Oleh karena itu, "dosa kekal" adalah pola pikir jahat yang mengikuti para pemberontak yang mengeraskan hati ini ke dalam kekekalan, di mana "hukuman kekal" (Ibr. 6:2) akan dijatuhkan. Selain itu, "siksaan kekal" (Mat. 25:46) dalam penyesalan yang tak berkesudahan akan terus-menerus menghantui mereka, karena tidak ada rencana keselamatan setelah kematian (Ibr. 9:27).

Mungkinkah Menghujat Roh Kudus Saat Ini?

Adalah suatu hal yang memprihatinkan bahwa beberapa penulis modern yang tulus menyatakan bahwa dosa kekal yang dirujuk oleh Markus tidak mungkin lagi dilakukan pada saat ini. Ini adalah penafsiran yang keliru. Pikirkanlah hal berikut ini.

Tentu saja tidak ada seorang pun di zaman sekarang yang dapat melakukan "dosa kekal" dengan cara yang persis sama seperti yang dilakukan oleh orang-orang Farisi. Kristus tidak hadir secara nyata di bumi, manusia tidak melihat Dia melakukan mukjizat, maka dengan demikian orang tidak dapat menghina Roh dengan cara yang  persis sama.

▶ DESKRIPSI SOAL: Tuliskan semua rujukan ayat Alkitab yang dicantumkan dalam tanda kurung pada teks tentang dosa kekal di atas.

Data
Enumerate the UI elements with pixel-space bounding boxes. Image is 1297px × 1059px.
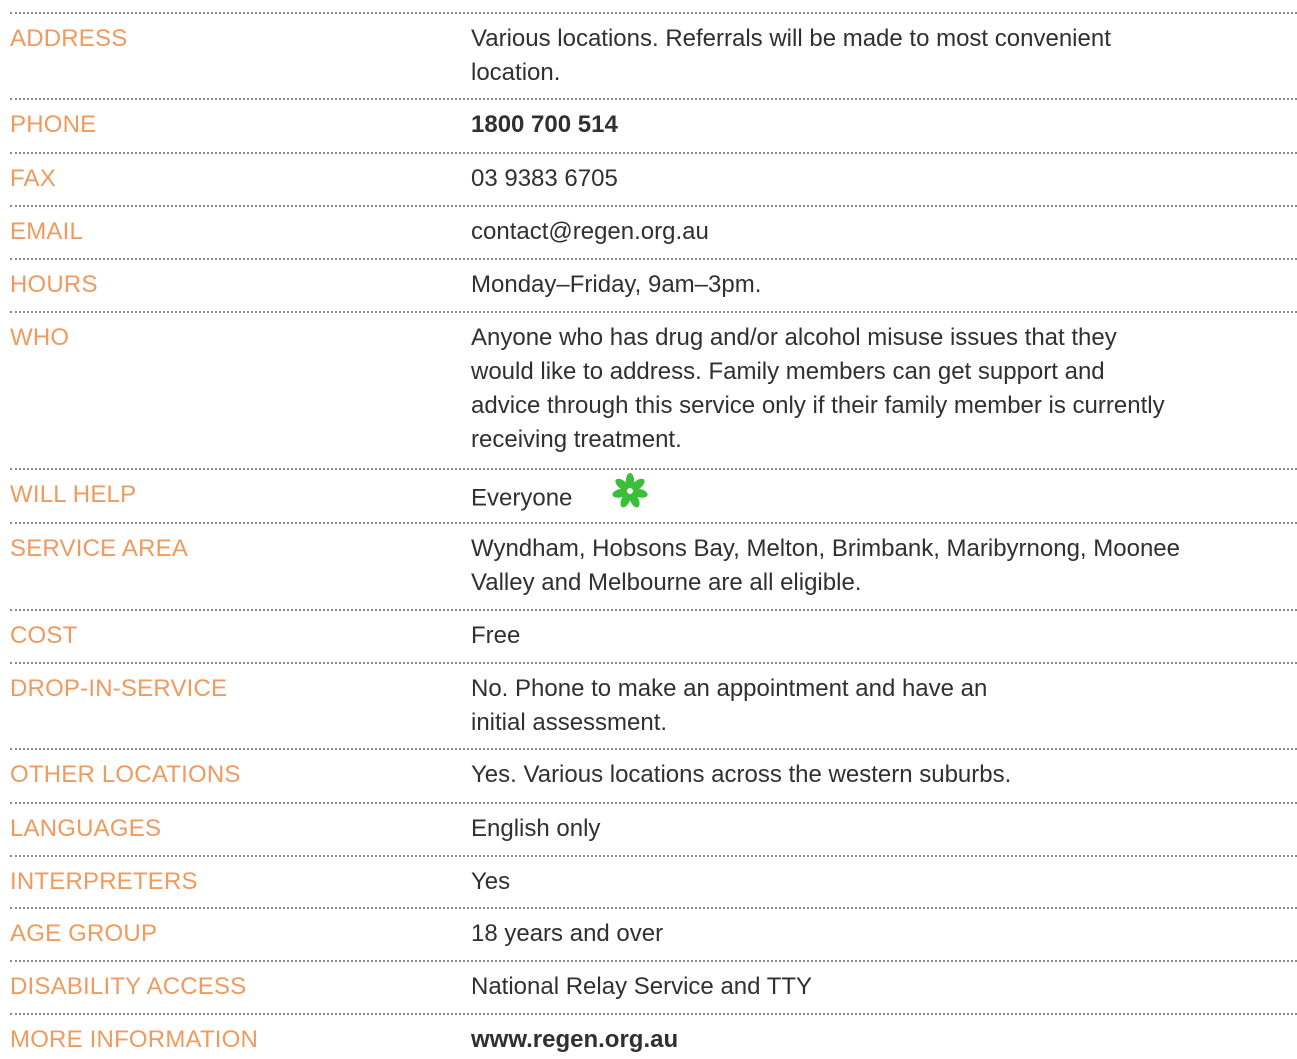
row-will-help: WILL HELP Everyone [10, 468, 1297, 522]
value-address: Various locations. Referrals will be mad… [471, 22, 1286, 90]
value-interpreters: Yes [471, 868, 511, 895]
value-other-locations: Yes. Various locations across the wester… [471, 761, 1012, 788]
row-age-group: AGE GROUP 18 years and over [10, 907, 1297, 960]
website-link[interactable]: www.regen.org.au [471, 1023, 1286, 1057]
value-phone[interactable]: 1800 700 514 [471, 108, 1286, 142]
row-drop-in-service: DROP-IN-SERVICE No. Phone to make an app… [10, 662, 1297, 748]
value-service-area-line-1: Wyndham, Hobsons Bay, Melton, Brimbank, … [471, 535, 1180, 562]
value-who-line-2: would like to address. Family members ca… [471, 358, 1105, 385]
value-fax: 03 9383 6705 [471, 165, 618, 192]
label-hours: HOURS [10, 271, 98, 298]
service-info-table: ADDRESS Various locations. Referrals wil… [0, 0, 1297, 1059]
value-languages: English only [471, 815, 601, 842]
value-disability-access: National Relay Service and TTY [471, 973, 813, 1000]
row-hours: HOURS Monday–Friday, 9am–3pm. [10, 258, 1297, 311]
label-interpreters: INTERPRETERS [10, 868, 198, 895]
value-hours: Monday–Friday, 9am–3pm. [471, 271, 762, 298]
value-will-help: Everyone [471, 473, 1286, 520]
label-email: EMAIL [10, 218, 84, 245]
row-address: ADDRESS Various locations. Referrals wil… [10, 12, 1297, 98]
value-drop-in-service-line-2: initial assessment. [471, 709, 668, 736]
row-email: EMAIL contact@regen.org.au [10, 205, 1297, 258]
value-cost: Free [471, 622, 521, 649]
label-fax: FAX [10, 165, 56, 192]
row-phone: PHONE 1800 700 514 [10, 98, 1297, 152]
value-who-line-1: Anyone who has drug and/or alcohol misus… [471, 324, 1117, 351]
label-disability-access: DISABILITY ACCESS [10, 973, 247, 1000]
row-service-area: SERVICE AREA Wyndham, Hobsons Bay, Melto… [10, 522, 1297, 609]
label-phone: PHONE [10, 111, 97, 138]
label-more-information: MORE INFORMATION [10, 1026, 259, 1053]
value-service-area: Wyndham, Hobsons Bay, Melton, Brimbank, … [471, 532, 1286, 600]
label-age-group: AGE GROUP [10, 920, 158, 947]
value-who-line-4: receiving treatment. [471, 426, 682, 453]
label-languages: LANGUAGES [10, 815, 162, 842]
green-flower-icon [611, 472, 649, 520]
label-cost: COST [10, 622, 78, 649]
value-drop-in-service: No. Phone to make an appointment and hav… [471, 672, 1286, 740]
value-address-line-1: Various locations. Referrals will be mad… [471, 25, 1111, 52]
row-cost: COST Free [10, 609, 1297, 662]
row-other-locations: OTHER LOCATIONS Yes. Various locations a… [10, 748, 1297, 802]
row-languages: LANGUAGES English only [10, 802, 1297, 855]
row-interpreters: INTERPRETERS Yes [10, 855, 1297, 907]
value-will-help-text: Everyone [471, 484, 573, 512]
row-fax: FAX 03 9383 6705 [10, 152, 1297, 205]
value-drop-in-service-line-1: No. Phone to make an appointment and hav… [471, 675, 988, 702]
label-drop-in-service: DROP-IN-SERVICE [10, 675, 228, 702]
value-who-line-3: advice through this service only if thei… [471, 392, 1165, 419]
value-age-group: 18 years and over [471, 920, 664, 947]
value-service-area-line-2: Valley and Melbourne are all eligible. [471, 569, 862, 596]
value-address-line-2: location. [471, 59, 561, 86]
row-more-information: MORE INFORMATION www.regen.org.au [10, 1013, 1297, 1059]
label-service-area: SERVICE AREA [10, 535, 189, 562]
row-who: WHO Anyone who has drug and/or alcohol m… [10, 311, 1297, 468]
label-will-help: WILL HELP [10, 481, 137, 508]
label-address: ADDRESS [10, 25, 128, 52]
value-who: Anyone who has drug and/or alcohol misus… [471, 321, 1286, 457]
label-other-locations: OTHER LOCATIONS [10, 761, 241, 788]
row-disability-access: DISABILITY ACCESS National Relay Service… [10, 960, 1297, 1013]
label-who: WHO [10, 324, 70, 351]
value-email[interactable]: contact@regen.org.au [471, 215, 1286, 249]
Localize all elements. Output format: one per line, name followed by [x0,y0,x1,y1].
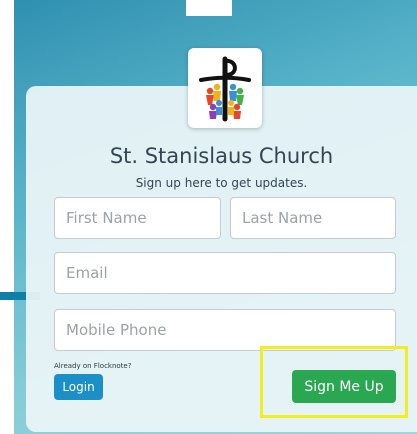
top-notch [186,0,232,16]
last-name-field[interactable] [230,197,396,239]
page-subtitle: Sign up here to get updates. [135,176,308,190]
left-margin-strip [0,0,14,434]
cross-with-children-icon [199,56,251,122]
first-name-field[interactable] [54,197,221,239]
page-title: St. Stanislaus Church [109,144,334,168]
email-field[interactable] [54,252,396,294]
already-on-flocknote-label: Already on Flocknote? [54,362,132,370]
mobile-phone-field[interactable] [54,309,396,351]
login-button[interactable]: Login [54,374,103,400]
church-logo [188,48,262,128]
highlight-box [260,346,408,418]
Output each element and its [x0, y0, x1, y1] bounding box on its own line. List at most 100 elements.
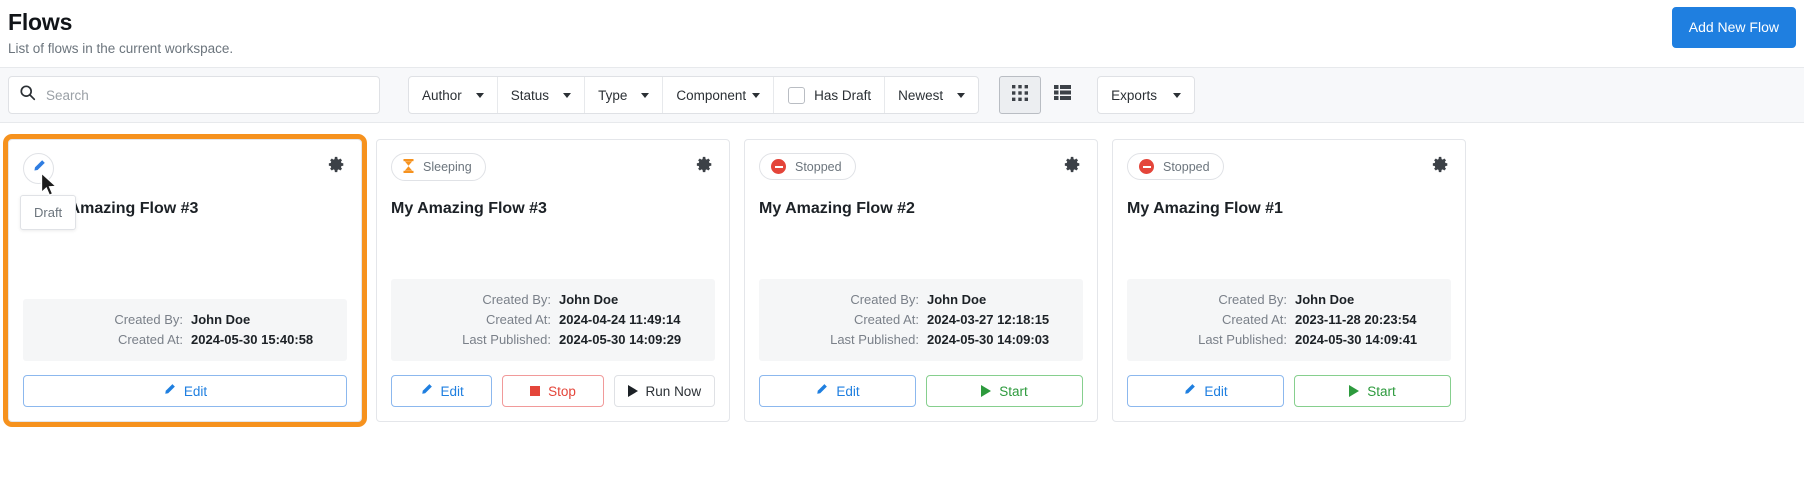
list-view-button[interactable] [1041, 76, 1083, 114]
gear-icon[interactable] [325, 153, 347, 175]
list-view-icon [1053, 85, 1071, 105]
has-draft-filter[interactable]: Has Draft [774, 77, 886, 113]
chevron-down-icon [957, 92, 966, 98]
start-button-label: Start [999, 383, 1028, 399]
chevron-down-icon [752, 92, 761, 98]
view-toggle [999, 76, 1083, 114]
flow-card[interactable]: Stopped My Amazing Flow #1 Created By: J… [1112, 139, 1466, 422]
edit-button-label: Edit [1204, 383, 1228, 399]
flow-title: My Amazing Flow #1 [1127, 200, 1283, 217]
edit-button-label: Edit [440, 383, 464, 399]
chevron-down-icon [475, 92, 484, 98]
status-badge-label: Stopped [795, 159, 842, 174]
flow-card-header: Stopped [759, 153, 1083, 183]
meta-row: Created By: John Doe [1141, 290, 1437, 309]
meta-label: Created At: [853, 312, 919, 327]
pencil-icon [163, 383, 176, 399]
meta-value: John Doe [927, 292, 987, 307]
edit-button-label: Edit [836, 383, 860, 399]
meta-value: 2024-04-24 11:49:14 [559, 312, 681, 327]
flow-card[interactable]: of My Amazing Flow #3 Created By: John D… [3, 134, 367, 427]
chevron-down-icon [641, 92, 650, 98]
meta-value: 2024-05-30 14:09:03 [927, 332, 1050, 347]
gear-icon[interactable] [1061, 153, 1083, 175]
stop-square-icon [530, 386, 541, 396]
add-new-flow-button[interactable]: Add New Flow [1671, 7, 1796, 48]
flow-card-header: Stopped [1127, 153, 1451, 183]
meta-value: 2024-05-30 14:09:29 [559, 332, 682, 347]
filter-type[interactable]: Type [585, 77, 664, 113]
mouse-cursor [40, 171, 59, 203]
status-badge-label: Sleeping [423, 160, 472, 174]
toolbar: Search Author Status Type Component Has … [0, 67, 1804, 123]
sort-selector[interactable]: Newest [885, 77, 978, 113]
stopped-circle-icon [1139, 159, 1154, 174]
flow-card-slot: of My Amazing Flow #3 Created By: John D… [3, 134, 367, 427]
meta-row: Last Published: 2024-05-30 14:09:29 [405, 330, 701, 349]
flow-meta: Created By: John Doe Created At: 2023-11… [1127, 279, 1451, 361]
flows-page: Flows List of flows in the current works… [0, 0, 1804, 500]
page-subtitle: List of flows in the current workspace. [8, 41, 234, 56]
gear-icon[interactable] [1429, 153, 1451, 175]
meta-label: Created By: [850, 292, 919, 307]
chevron-down-icon [1172, 92, 1181, 98]
filter-author[interactable]: Author [409, 77, 498, 113]
meta-label: Created By: [482, 292, 551, 307]
meta-label: Created By: [1218, 292, 1287, 307]
stopped-circle-icon [771, 159, 786, 174]
flow-title: My Amazing Flow #3 [391, 200, 547, 217]
edit-button[interactable]: Edit [1127, 375, 1284, 407]
flow-card[interactable]: Stopped My Amazing Flow #2 Created By: J… [744, 139, 1098, 422]
flow-meta: Created By: John Doe Created At: 2024-05… [23, 299, 347, 361]
flow-meta: Created By: John Doe Created At: 2024-04… [391, 279, 715, 361]
hourglass-icon [403, 159, 414, 175]
filter-status[interactable]: Status [498, 77, 586, 113]
search-input[interactable]: Search [46, 88, 89, 103]
pencil-icon [815, 383, 828, 399]
stop-button[interactable]: Stop [502, 375, 604, 407]
meta-label: Created At: [117, 332, 183, 347]
pencil-icon [1183, 383, 1196, 399]
filter-author-label: Author [422, 87, 462, 103]
search-box[interactable]: Search [8, 76, 380, 114]
meta-value: John Doe [191, 312, 251, 327]
status-badge: Sleeping [391, 153, 486, 181]
flow-title: My Amazing Flow #2 [759, 200, 915, 217]
grid-view-button[interactable] [999, 76, 1042, 114]
exports-label: Exports [1111, 87, 1157, 103]
run-now-button[interactable]: Run Now [613, 375, 715, 407]
meta-label: Last Published: [1198, 332, 1287, 347]
filter-type-label: Type [598, 87, 628, 103]
meta-label: Last Published: [830, 332, 919, 347]
flow-card-header [23, 153, 347, 184]
meta-label: Created By: [114, 312, 183, 327]
edit-button[interactable]: Edit [759, 375, 916, 407]
flow-actions: Edit Stop Run Now [391, 375, 715, 407]
meta-row: Created At: 2023-11-28 20:23:54 [1141, 310, 1437, 329]
filter-group: Author Status Type Component Has Draft N… [408, 76, 980, 114]
edit-button[interactable]: Edit [23, 375, 347, 407]
has-draft-label: Has Draft [814, 87, 872, 103]
play-icon [981, 385, 992, 397]
status-badge-label: Stopped [1163, 159, 1210, 174]
start-button[interactable]: Start [1294, 375, 1451, 407]
has-draft-checkbox[interactable] [788, 86, 806, 104]
sort-label: Newest [898, 87, 944, 103]
meta-value: John Doe [1295, 292, 1355, 307]
status-badge: Stopped [759, 153, 856, 180]
start-button[interactable]: Start [926, 375, 1083, 407]
page-title: Flows [8, 9, 73, 35]
gear-icon[interactable] [693, 153, 715, 175]
chevron-down-icon [563, 92, 572, 98]
exports-dropdown[interactable]: Exports [1097, 76, 1195, 114]
meta-row: Created At: 2024-03-27 12:18:15 [773, 310, 1069, 329]
flow-meta: Created By: John Doe Created At: 2024-03… [759, 279, 1083, 361]
flow-card[interactable]: Sleeping My Amazing Flow #3 Created By: … [376, 139, 730, 422]
filter-component[interactable]: Component [663, 77, 775, 113]
meta-value: John Doe [559, 292, 619, 307]
flow-actions: Edit Start [759, 375, 1083, 407]
edit-button[interactable]: Edit [391, 375, 493, 407]
meta-value: 2023-11-28 20:23:54 [1295, 312, 1417, 327]
meta-row: Last Published: 2024-05-30 14:09:41 [1141, 330, 1437, 349]
filter-status-label: Status [510, 87, 550, 103]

▶ PENYELESAIAN SOAL:
Ibr. 6:2
Mat. 25:46
Ibr. 9:27